** BEGIN GIVEN RECORDS **

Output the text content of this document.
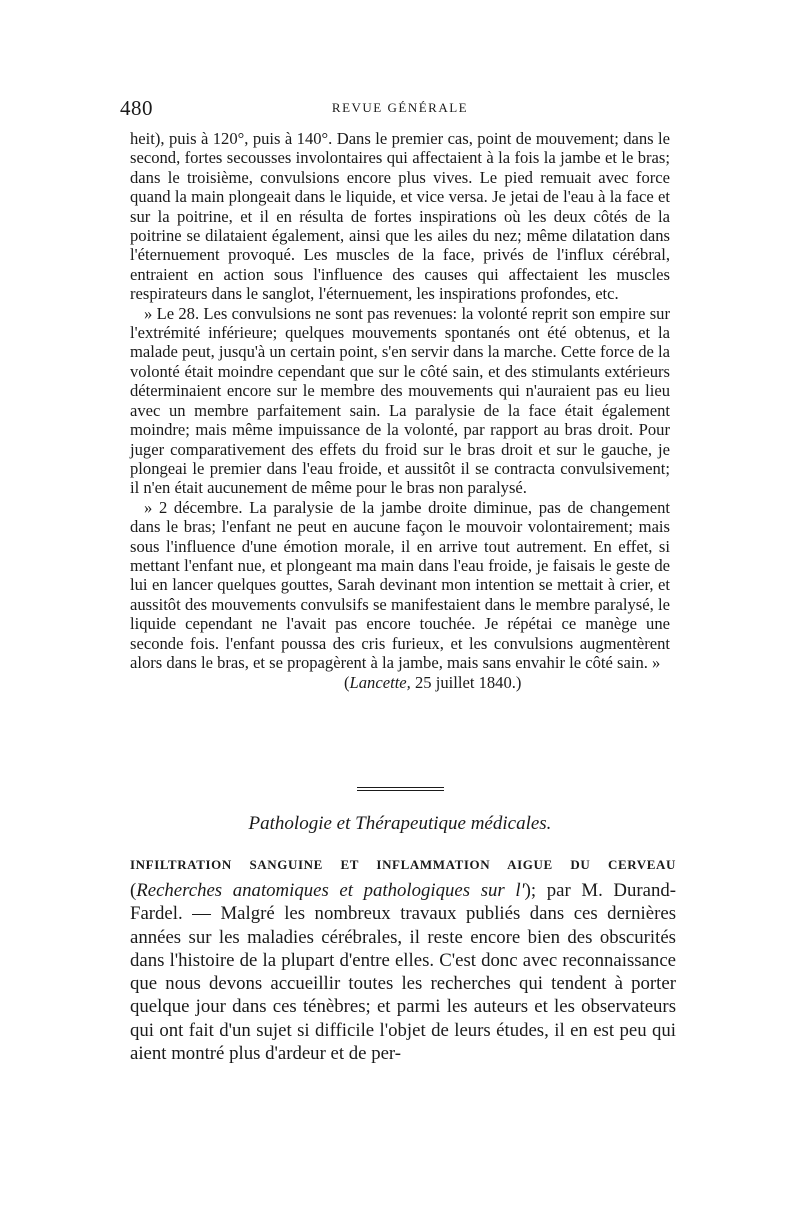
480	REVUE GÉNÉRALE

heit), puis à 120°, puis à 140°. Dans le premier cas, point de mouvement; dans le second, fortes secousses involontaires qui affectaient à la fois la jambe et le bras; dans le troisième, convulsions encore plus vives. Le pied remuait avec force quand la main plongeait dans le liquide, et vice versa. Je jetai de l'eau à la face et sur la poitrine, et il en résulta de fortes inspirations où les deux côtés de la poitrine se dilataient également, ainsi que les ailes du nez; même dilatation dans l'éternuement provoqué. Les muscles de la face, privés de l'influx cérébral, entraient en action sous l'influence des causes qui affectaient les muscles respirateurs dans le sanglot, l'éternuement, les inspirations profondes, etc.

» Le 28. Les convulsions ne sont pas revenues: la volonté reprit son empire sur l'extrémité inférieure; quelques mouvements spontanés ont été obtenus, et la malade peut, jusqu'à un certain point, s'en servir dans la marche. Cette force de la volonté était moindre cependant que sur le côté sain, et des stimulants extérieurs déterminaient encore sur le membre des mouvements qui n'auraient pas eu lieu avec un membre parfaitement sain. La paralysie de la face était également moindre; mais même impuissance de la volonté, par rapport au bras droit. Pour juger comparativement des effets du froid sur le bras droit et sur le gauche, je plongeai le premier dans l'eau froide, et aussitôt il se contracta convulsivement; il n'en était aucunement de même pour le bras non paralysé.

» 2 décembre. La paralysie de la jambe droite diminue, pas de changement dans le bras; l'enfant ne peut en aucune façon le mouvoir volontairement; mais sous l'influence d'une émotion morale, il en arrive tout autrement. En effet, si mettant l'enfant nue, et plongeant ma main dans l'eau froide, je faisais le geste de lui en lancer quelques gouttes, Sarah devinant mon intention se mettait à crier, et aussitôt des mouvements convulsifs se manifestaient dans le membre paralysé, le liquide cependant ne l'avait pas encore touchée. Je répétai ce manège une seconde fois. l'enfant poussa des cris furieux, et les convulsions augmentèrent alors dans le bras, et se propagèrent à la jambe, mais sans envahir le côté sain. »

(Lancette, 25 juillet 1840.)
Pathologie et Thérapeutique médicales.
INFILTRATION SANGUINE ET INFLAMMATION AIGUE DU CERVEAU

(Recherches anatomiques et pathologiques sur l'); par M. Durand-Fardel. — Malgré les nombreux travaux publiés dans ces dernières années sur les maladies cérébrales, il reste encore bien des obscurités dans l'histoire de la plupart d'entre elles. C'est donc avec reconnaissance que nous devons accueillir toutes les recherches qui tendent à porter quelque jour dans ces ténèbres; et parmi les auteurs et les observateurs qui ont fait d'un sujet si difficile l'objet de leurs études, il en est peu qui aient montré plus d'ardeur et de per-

** END GIVEN RECORDS **
** BEGIN GIVEN RECORDS **

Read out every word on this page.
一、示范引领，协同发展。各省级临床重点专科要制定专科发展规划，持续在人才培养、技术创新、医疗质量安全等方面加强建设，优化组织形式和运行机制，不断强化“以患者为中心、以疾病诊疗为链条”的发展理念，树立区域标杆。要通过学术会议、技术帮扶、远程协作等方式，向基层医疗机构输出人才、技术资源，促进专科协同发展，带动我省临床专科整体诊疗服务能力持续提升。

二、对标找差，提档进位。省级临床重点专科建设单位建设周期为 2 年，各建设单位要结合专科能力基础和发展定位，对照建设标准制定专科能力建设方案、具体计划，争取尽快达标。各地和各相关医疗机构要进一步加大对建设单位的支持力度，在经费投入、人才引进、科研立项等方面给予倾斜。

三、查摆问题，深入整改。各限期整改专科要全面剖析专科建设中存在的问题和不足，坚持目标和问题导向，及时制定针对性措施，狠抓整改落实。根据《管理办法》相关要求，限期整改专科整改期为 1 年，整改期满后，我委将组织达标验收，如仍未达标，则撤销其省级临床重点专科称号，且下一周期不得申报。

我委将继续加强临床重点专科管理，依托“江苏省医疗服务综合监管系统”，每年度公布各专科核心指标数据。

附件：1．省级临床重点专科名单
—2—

** END GIVEN RECORDS **

WHAT IS ASKED | Filter the records for lines holding the string "this". Copy each one.

COMPLETED TASK |
Output the text content of this document.
Read out every word on this page.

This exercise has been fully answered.